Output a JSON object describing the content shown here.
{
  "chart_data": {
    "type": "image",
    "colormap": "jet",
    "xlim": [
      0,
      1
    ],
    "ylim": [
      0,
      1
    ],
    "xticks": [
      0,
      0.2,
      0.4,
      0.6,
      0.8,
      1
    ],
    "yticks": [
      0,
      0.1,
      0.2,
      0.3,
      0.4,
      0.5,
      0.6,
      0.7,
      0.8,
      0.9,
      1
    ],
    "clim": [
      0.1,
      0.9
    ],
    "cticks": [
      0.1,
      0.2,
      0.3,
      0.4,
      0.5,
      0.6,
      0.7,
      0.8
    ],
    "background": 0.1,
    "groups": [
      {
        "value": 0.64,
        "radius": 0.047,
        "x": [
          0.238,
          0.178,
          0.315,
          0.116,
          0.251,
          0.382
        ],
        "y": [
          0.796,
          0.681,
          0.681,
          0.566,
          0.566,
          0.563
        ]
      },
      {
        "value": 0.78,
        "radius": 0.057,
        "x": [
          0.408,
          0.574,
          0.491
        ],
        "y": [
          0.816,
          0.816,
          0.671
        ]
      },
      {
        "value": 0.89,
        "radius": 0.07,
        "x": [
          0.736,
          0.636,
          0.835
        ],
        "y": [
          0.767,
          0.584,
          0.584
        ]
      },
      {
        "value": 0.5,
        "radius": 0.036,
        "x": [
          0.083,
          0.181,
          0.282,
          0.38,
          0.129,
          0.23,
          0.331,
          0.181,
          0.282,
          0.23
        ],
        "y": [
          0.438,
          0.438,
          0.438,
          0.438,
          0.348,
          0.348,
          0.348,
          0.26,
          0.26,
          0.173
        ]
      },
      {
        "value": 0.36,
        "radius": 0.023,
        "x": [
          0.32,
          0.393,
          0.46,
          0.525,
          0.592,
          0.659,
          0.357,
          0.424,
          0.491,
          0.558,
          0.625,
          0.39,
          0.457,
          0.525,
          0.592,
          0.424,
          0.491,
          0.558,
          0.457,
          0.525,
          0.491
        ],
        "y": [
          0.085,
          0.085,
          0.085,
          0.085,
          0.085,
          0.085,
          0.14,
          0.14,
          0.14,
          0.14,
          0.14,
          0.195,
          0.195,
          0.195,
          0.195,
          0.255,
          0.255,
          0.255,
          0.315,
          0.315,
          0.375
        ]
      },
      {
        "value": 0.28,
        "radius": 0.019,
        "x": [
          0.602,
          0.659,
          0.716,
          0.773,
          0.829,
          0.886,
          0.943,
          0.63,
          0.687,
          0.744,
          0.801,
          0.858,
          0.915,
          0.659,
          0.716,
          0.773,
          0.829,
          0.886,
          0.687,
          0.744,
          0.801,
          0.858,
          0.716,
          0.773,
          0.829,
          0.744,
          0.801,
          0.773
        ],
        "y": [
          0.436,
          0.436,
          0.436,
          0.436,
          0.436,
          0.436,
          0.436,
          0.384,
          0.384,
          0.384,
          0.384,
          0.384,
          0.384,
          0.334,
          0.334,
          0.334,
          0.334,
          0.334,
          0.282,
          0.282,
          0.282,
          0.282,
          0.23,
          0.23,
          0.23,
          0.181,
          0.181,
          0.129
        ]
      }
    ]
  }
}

————————

EXERCISE AIM:
Copy each line of the data above without altering a single character.

THE RESULT:
Output a JSON object describing the content shown here.
{
  "chart_data": {
    "type": "image",
    "colormap": "jet",
    "xlim": [
      0,
      1
    ],
    "ylim": [
      0,
      1
    ],
    "xticks": [
      0,
      0.2,
      0.4,
      0.6,
      0.8,
      1
    ],
    "yticks": [
      0,
      0.1,
      0.2,
      0.3,
      0.4,
      0.5,
      0.6,
      0.7,
      0.8,
      0.9,
      1
    ],
    "clim": [
      0.1,
      0.9
    ],
    "cticks": [
      0.1,
      0.2,
      0.3,
      0.4,
      0.5,
      0.6,
      0.7,
      0.8
    ],
    "background": 0.1,
    "groups": [
      {
        "value": 0.64,
        "radius": 0.047,
        "x": [
          0.238,
          0.178,
          0.315,
          0.116,
          0.251,
          0.382
        ],
        "y": [
          0.796,
          0.681,
          0.681,
          0.566,
          0.566,
          0.563
        ]
      },
      {
        "value": 0.78,
        "radius": 0.057,
        "x": [
          0.408,
          0.574,
          0.491
        ],
        "y": [
          0.816,
          0.816,
          0.671
        ]
      },
      {
        "value": 0.89,
        "radius": 0.07,
        "x": [
          0.736,
          0.636,
          0.835
        ],
        "y": [
          0.767,
          0.584,
          0.584
        ]
      },
      {
        "value": 0.5,
        "radius": 0.036,
        "x": [
          0.083,
          0.181,
          0.282,
          0.38,
          0.129,
          0.23,
          0.331,
          0.181,
          0.282,
          0.23
        ],
        "y": [
          0.438,
          0.438,
          0.438,
          0.438,
          0.348,
          0.348,
          0.348,
          0.26,
          0.26,
          0.173
        ]
      },
      {
        "value": 0.36,
        "radius": 0.023,
        "x": [
          0.32,
          0.393,
          0.46,
          0.525,
          0.592,
          0.659,
          0.357,
          0.424,
          0.491,
          0.558,
          0.625,
          0.39,
          0.457,
          0.525,
          0.592,
          0.424,
          0.491,
          0.558,
          0.457,
          0.525,
          0.491
        ],
        "y": [
          0.085,
          0.085,
          0.085,
          0.085,
          0.085,
          0.085,
          0.14,
          0.14,
          0.14,
          0.14,
          0.14,
          0.195,
          0.195,
          0.195,
          0.195,
          0.255,
          0.255,
          0.255,
          0.315,
          0.315,
          0.375
        ]
      },
      {
        "value": 0.28,
        "radius": 0.019,
        "x": [
          0.602,
          0.659,
          0.716,
          0.773,
          0.829,
          0.886,
          0.943,
          0.63,
          0.687,
          0.744,
          0.801,
          0.858,
          0.915,
          0.659,
          0.716,
          0.773,
          0.829,
          0.886,
          0.687,
          0.744,
          0.801,
          0.858,
          0.716,
          0.773,
          0.829,
          0.744,
          0.801,
          0.773
        ],
        "y": [
          0.436,
          0.436,
          0.436,
          0.436,
          0.436,
          0.436,
          0.436,
          0.384,
          0.384,
          0.384,
          0.384,
          0.384,
          0.384,
          0.334,
          0.334,
          0.334,
          0.334,
          0.334,
          0.282,
          0.282,
          0.282,
          0.282,
          0.23,
          0.23,
          0.23,
          0.181,
          0.181,
          0.129
        ]
      }
    ]
  }
}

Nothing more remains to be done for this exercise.